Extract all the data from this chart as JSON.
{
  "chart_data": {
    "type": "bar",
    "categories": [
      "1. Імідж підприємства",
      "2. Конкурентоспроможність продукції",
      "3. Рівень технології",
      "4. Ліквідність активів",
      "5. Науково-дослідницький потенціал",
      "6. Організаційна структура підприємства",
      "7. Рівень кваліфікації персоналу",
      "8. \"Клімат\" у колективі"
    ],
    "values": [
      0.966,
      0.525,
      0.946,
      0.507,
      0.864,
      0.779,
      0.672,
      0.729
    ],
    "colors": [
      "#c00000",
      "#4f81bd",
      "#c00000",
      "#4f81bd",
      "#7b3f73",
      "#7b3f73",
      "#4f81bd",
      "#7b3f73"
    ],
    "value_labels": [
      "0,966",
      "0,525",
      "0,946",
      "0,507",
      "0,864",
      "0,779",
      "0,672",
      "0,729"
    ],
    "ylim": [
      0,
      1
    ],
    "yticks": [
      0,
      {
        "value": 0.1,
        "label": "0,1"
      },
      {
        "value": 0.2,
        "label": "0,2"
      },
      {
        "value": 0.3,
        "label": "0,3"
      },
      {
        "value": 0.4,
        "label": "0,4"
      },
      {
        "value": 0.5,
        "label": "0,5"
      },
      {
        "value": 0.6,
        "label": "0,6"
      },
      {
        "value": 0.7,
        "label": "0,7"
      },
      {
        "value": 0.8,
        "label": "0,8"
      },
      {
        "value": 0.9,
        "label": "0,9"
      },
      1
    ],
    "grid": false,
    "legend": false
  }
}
********************
Job
Output the records above in their entirety, exactly.

Response to this exercise
Extract all the data from this chart as JSON.
{
  "chart_data": {
    "type": "bar",
    "categories": [
      "1. Імідж підприємства",
      "2. Конкурентоспроможність продукції",
      "3. Рівень технології",
      "4. Ліквідність активів",
      "5. Науково-дослідницький потенціал",
      "6. Організаційна структура підприємства",
      "7. Рівень кваліфікації персоналу",
      "8. \"Клімат\" у колективі"
    ],
    "values": [
      0.966,
      0.525,
      0.946,
      0.507,
      0.864,
      0.779,
      0.672,
      0.729
    ],
    "colors": [
      "#c00000",
      "#4f81bd",
      "#c00000",
      "#4f81bd",
      "#7b3f73",
      "#7b3f73",
      "#4f81bd",
      "#7b3f73"
    ],
    "value_labels": [
      "0,966",
      "0,525",
      "0,946",
      "0,507",
      "0,864",
      "0,779",
      "0,672",
      "0,729"
    ],
    "ylim": [
      0,
      1
    ],
    "yticks": [
      0,
      {
        "value": 0.1,
        "label": "0,1"
      },
      {
        "value": 0.2,
        "label": "0,2"
      },
      {
        "value": 0.3,
        "label": "0,3"
      },
      {
        "value": 0.4,
        "label": "0,4"
      },
      {
        "value": 0.5,
        "label": "0,5"
      },
      {
        "value": 0.6,
        "label": "0,6"
      },
      {
        "value": 0.7,
        "label": "0,7"
      },
      {
        "value": 0.8,
        "label": "0,8"
      },
      {
        "value": 0.9,
        "label": "0,9"
      },
      1
    ],
    "grid": false,
    "legend": false
  }
}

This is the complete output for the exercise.